- [Directive] Locate each line holding the string "this" and copy it.

- [Excerpted data]
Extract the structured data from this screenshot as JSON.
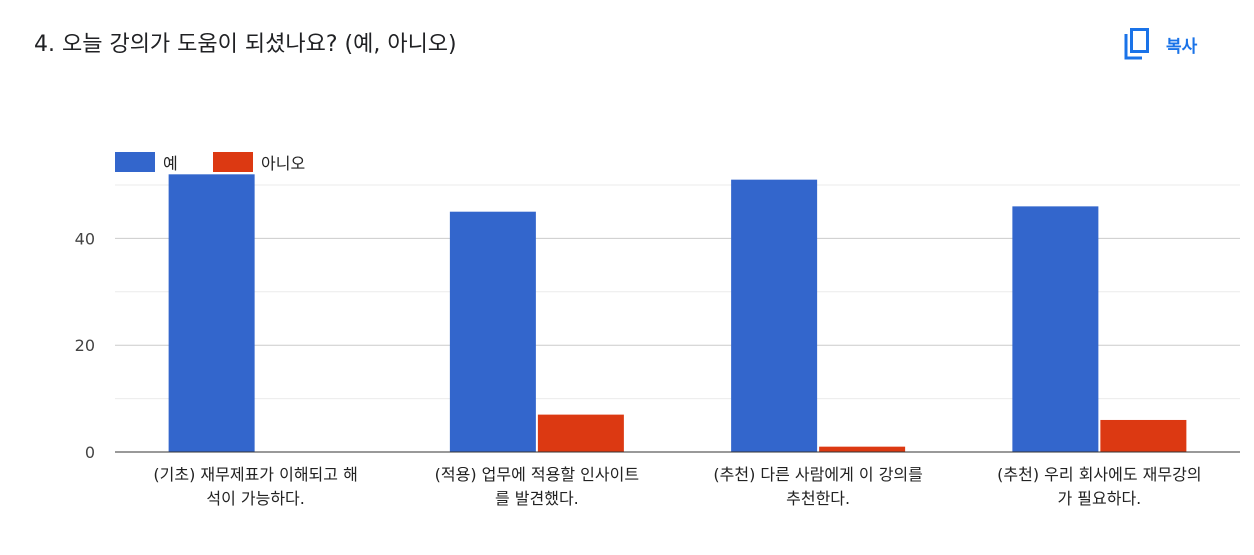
{
  "question": {
    "title": "4. 오늘 강의가 도움이 되셨나요? (예, 아니오)"
  },
  "toolbar": {
    "copy_label": "복사",
    "copy_icon": "copy-icon"
  },
  "chart_data": {
    "type": "bar",
    "categories": [
      [
        "(기초) 재무제표가 이해되고 해",
        "석이 가능하다."
      ],
      [
        "(적용) 업무에 적용할 인사이트",
        "를 발견했다."
      ],
      [
        "(추천) 다른 사람에게 이 강의를",
        "추천한다."
      ],
      [
        "(추천) 우리 회사에도 재무강의",
        "가 필요하다."
      ]
    ],
    "series": [
      {
        "name": "예",
        "color": "#3366cc",
        "values": [
          52,
          45,
          51,
          46
        ]
      },
      {
        "name": "아니오",
        "color": "#dc3912",
        "values": [
          0,
          7,
          1,
          6
        ]
      }
    ],
    "yticks": [
      "0",
      "20",
      "40"
    ],
    "ylim": [
      0,
      50
    ],
    "grid": true,
    "legend": "top-left"
  }
}
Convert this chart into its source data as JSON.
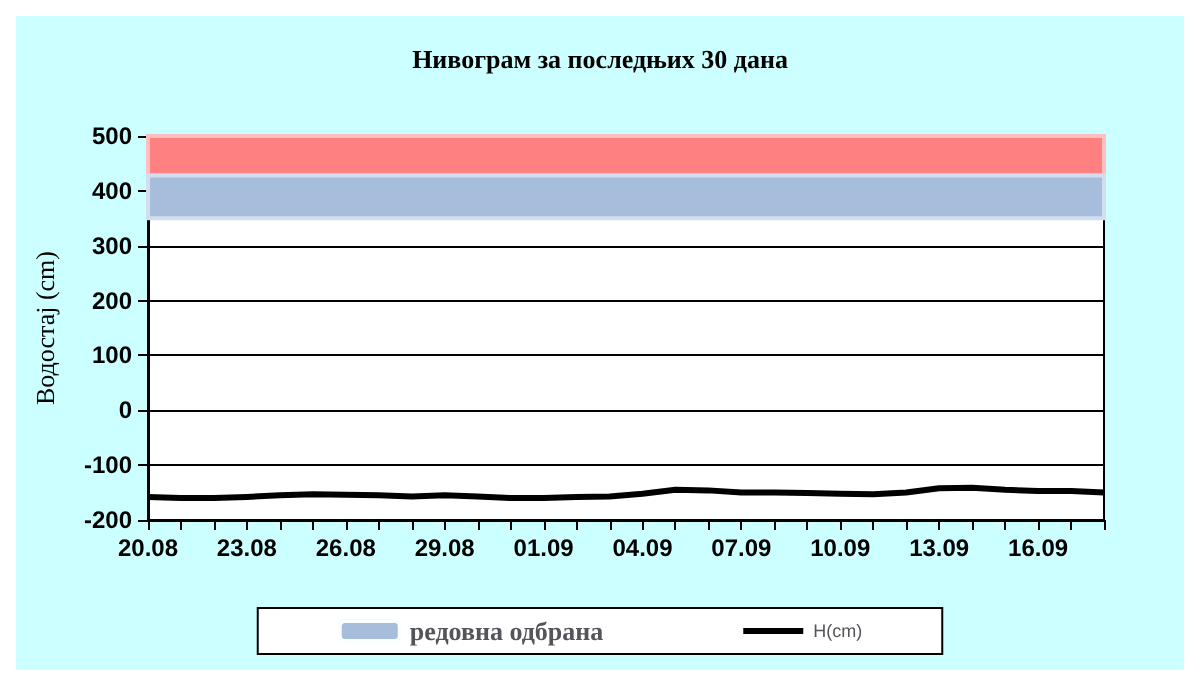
{
  "chart_data": {
    "type": "line",
    "title": "Нивограм за последњих 30 дана",
    "ylabel": "Водостај (cm)",
    "categories": [
      "20.08",
      null,
      null,
      "23.08",
      null,
      null,
      "26.08",
      null,
      null,
      "29.08",
      null,
      null,
      "01.09",
      null,
      null,
      "04.09",
      null,
      null,
      "07.09",
      null,
      null,
      "10.09",
      null,
      null,
      "13.09",
      null,
      null,
      "16.09",
      null,
      null
    ],
    "series": [
      {
        "name": "H(cm)",
        "color": "#000000",
        "values": [
          -158,
          -160,
          -160,
          -158,
          -155,
          -153,
          -154,
          -155,
          -157,
          -155,
          -157,
          -160,
          -160,
          -158,
          -157,
          -152,
          -145,
          -146,
          -150,
          -150,
          -151,
          -152,
          -153,
          -150,
          -142,
          -141,
          -145,
          -147,
          -147,
          -150
        ]
      }
    ],
    "ylim": [
      -200,
      500
    ],
    "yticks": [
      -200,
      -100,
      0,
      100,
      200,
      300,
      400,
      500
    ],
    "grid": "y",
    "legend": "bottom",
    "marker": "none",
    "line_style": "solid",
    "bands": [
      {
        "axis": "y",
        "from": 428,
        "to": 500,
        "color": "#ff8080"
      },
      {
        "axis": "y",
        "from": 350,
        "to": 428,
        "label": "редовна одбрана",
        "color": "#a6bddb"
      }
    ]
  }
}
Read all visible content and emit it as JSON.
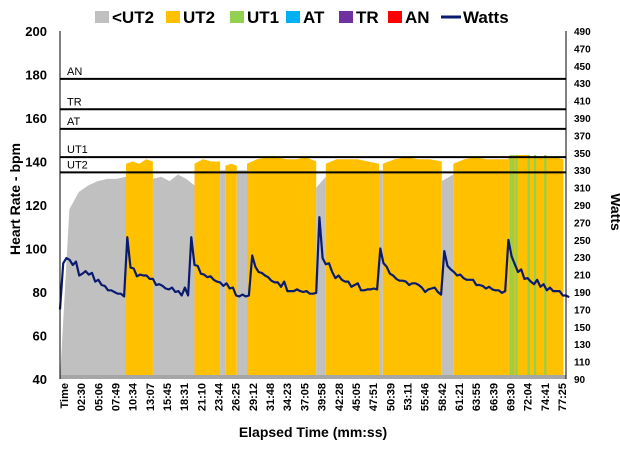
{
  "chart_data": {
    "type": "area",
    "title": "",
    "xlabel": "Elapsed Time (mm:ss)",
    "ylabel": "Heart Rate - bpm",
    "y2label": "Watts",
    "ylim": [
      40,
      200
    ],
    "y2lim": [
      90,
      490
    ],
    "yticks": [
      40,
      60,
      80,
      100,
      120,
      140,
      160,
      180,
      200
    ],
    "y2ticks": [
      90,
      110,
      130,
      150,
      170,
      190,
      210,
      230,
      250,
      270,
      290,
      310,
      330,
      350,
      370,
      390,
      410,
      430,
      450,
      470,
      490
    ],
    "x_tick_labels": [
      "Time",
      "02:30",
      "05:06",
      "07:49",
      "10:34",
      "13:07",
      "15:45",
      "18:31",
      "21:10",
      "23:44",
      "26:25",
      "29:12",
      "31:48",
      "34:23",
      "37:05",
      "39:58",
      "42:28",
      "45:05",
      "47:51",
      "50:39",
      "53:11",
      "55:46",
      "58:42",
      "61:21",
      "63:55",
      "66:39",
      "69:30",
      "72:04",
      "74:41",
      "77:25"
    ],
    "legend": [
      {
        "name": "<UT2",
        "color": "#c0c0c0",
        "kind": "box"
      },
      {
        "name": "UT2",
        "color": "#ffc000",
        "kind": "box"
      },
      {
        "name": "UT1",
        "color": "#92d050",
        "kind": "box"
      },
      {
        "name": "AT",
        "color": "#00b0f0",
        "kind": "box"
      },
      {
        "name": "TR",
        "color": "#7030a0",
        "kind": "box"
      },
      {
        "name": "AN",
        "color": "#ff0000",
        "kind": "box"
      },
      {
        "name": "Watts",
        "color": "#0a1a6e",
        "kind": "line"
      }
    ],
    "zone_thresholds": [
      {
        "name": "UT2",
        "hr": 135
      },
      {
        "name": "UT1",
        "hr": 142
      },
      {
        "name": "AT",
        "hr": 155
      },
      {
        "name": "TR",
        "hr": 164
      },
      {
        "name": "AN",
        "hr": 178
      }
    ],
    "hr_segments": [
      {
        "start": 0.0,
        "end": 10.3,
        "zone": "<UT2",
        "hr": [
          40,
          118,
          126,
          129,
          131,
          132,
          132,
          133
        ]
      },
      {
        "start": 10.3,
        "end": 14.5,
        "zone": "UT2",
        "hr": [
          139,
          140,
          139,
          141,
          140
        ]
      },
      {
        "start": 14.5,
        "end": 21.0,
        "zone": "<UT2",
        "hr": [
          132,
          133,
          131,
          134,
          132,
          129
        ]
      },
      {
        "start": 21.0,
        "end": 25.0,
        "zone": "UT2",
        "hr": [
          139,
          141,
          140,
          140
        ]
      },
      {
        "start": 25.0,
        "end": 25.8,
        "zone": "<UT2",
        "hr": [
          136,
          136
        ]
      },
      {
        "start": 25.8,
        "end": 27.6,
        "zone": "UT2",
        "hr": [
          138,
          139,
          138
        ]
      },
      {
        "start": 27.6,
        "end": 29.2,
        "zone": "<UT2",
        "hr": [
          136,
          136
        ]
      },
      {
        "start": 29.2,
        "end": 40.0,
        "zone": "UT2",
        "hr": [
          139,
          141,
          142,
          142,
          141,
          141,
          142,
          140
        ]
      },
      {
        "start": 40.0,
        "end": 41.5,
        "zone": "<UT2",
        "hr": [
          128,
          133
        ]
      },
      {
        "start": 41.5,
        "end": 49.8,
        "zone": "UT2",
        "hr": [
          139,
          141,
          141,
          141,
          140,
          139
        ]
      },
      {
        "start": 49.8,
        "end": 50.4,
        "zone": "<UT2",
        "hr": [
          136,
          136
        ]
      },
      {
        "start": 50.4,
        "end": 59.6,
        "zone": "UT2",
        "hr": [
          139,
          141,
          142,
          141,
          141,
          140
        ]
      },
      {
        "start": 59.6,
        "end": 61.4,
        "zone": "<UT2",
        "hr": [
          131,
          134
        ]
      },
      {
        "start": 61.4,
        "end": 70.0,
        "zone": "UT2",
        "hr": [
          139,
          141,
          142,
          141,
          141,
          141
        ]
      },
      {
        "start": 70.0,
        "end": 78.6,
        "zone": "UT2",
        "hr": [
          142,
          143,
          143,
          142,
          142,
          142,
          141
        ]
      }
    ],
    "ut1_spikes": [
      70.2,
      70.6,
      71.1,
      73.0,
      74.0,
      75.6
    ],
    "watts": {
      "sampling_interval_min": 0.5,
      "values": [
        170,
        223,
        229,
        227,
        221,
        225,
        209,
        211,
        214,
        210,
        212,
        202,
        204,
        198,
        197,
        192,
        192,
        190,
        188,
        188,
        185,
        253,
        218,
        217,
        208,
        210,
        209,
        209,
        205,
        205,
        198,
        199,
        197,
        194,
        193,
        195,
        190,
        191,
        186,
        195,
        186,
        253,
        221,
        220,
        211,
        210,
        207,
        208,
        204,
        202,
        201,
        197,
        200,
        194,
        195,
        186,
        185,
        187,
        185,
        186,
        232,
        219,
        213,
        212,
        209,
        207,
        203,
        201,
        201,
        196,
        202,
        191,
        191,
        191,
        193,
        191,
        190,
        191,
        188,
        188,
        189,
        276,
        229,
        222,
        223,
        213,
        206,
        209,
        204,
        202,
        202,
        196,
        198,
        200,
        192,
        192,
        193,
        193,
        194,
        193,
        240,
        223,
        219,
        211,
        209,
        205,
        203,
        203,
        202,
        198,
        200,
        200,
        198,
        195,
        190,
        193,
        194,
        195,
        190,
        187,
        237,
        220,
        216,
        213,
        209,
        210,
        206,
        204,
        204,
        204,
        198,
        198,
        197,
        194,
        196,
        193,
        192,
        192,
        189,
        191,
        250,
        231,
        222,
        213,
        216,
        205,
        206,
        202,
        199,
        204,
        196,
        199,
        192,
        195,
        191,
        191,
        191,
        186,
        186,
        184
      ]
    }
  }
}
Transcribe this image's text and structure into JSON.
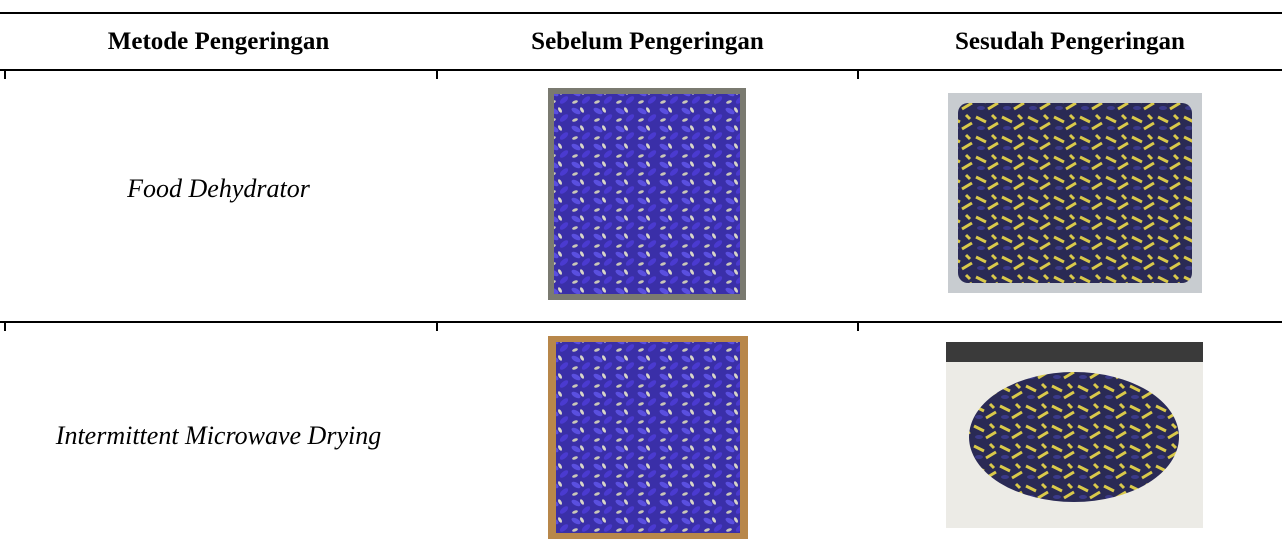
{
  "table": {
    "headers": [
      "Metode Pengeringan",
      "Sebelum Pengeringan",
      "Sesudah Pengeringan"
    ],
    "rows": [
      [
        "Food Dehydrator"
      ],
      [
        "Intermittent Microwave Drying"
      ]
    ]
  }
}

- [Written reply]
Extract the structured data from this screenshot as JSON.
Convert this chart into its source data as JSON.
Transcribe this image's text and structure into JSON.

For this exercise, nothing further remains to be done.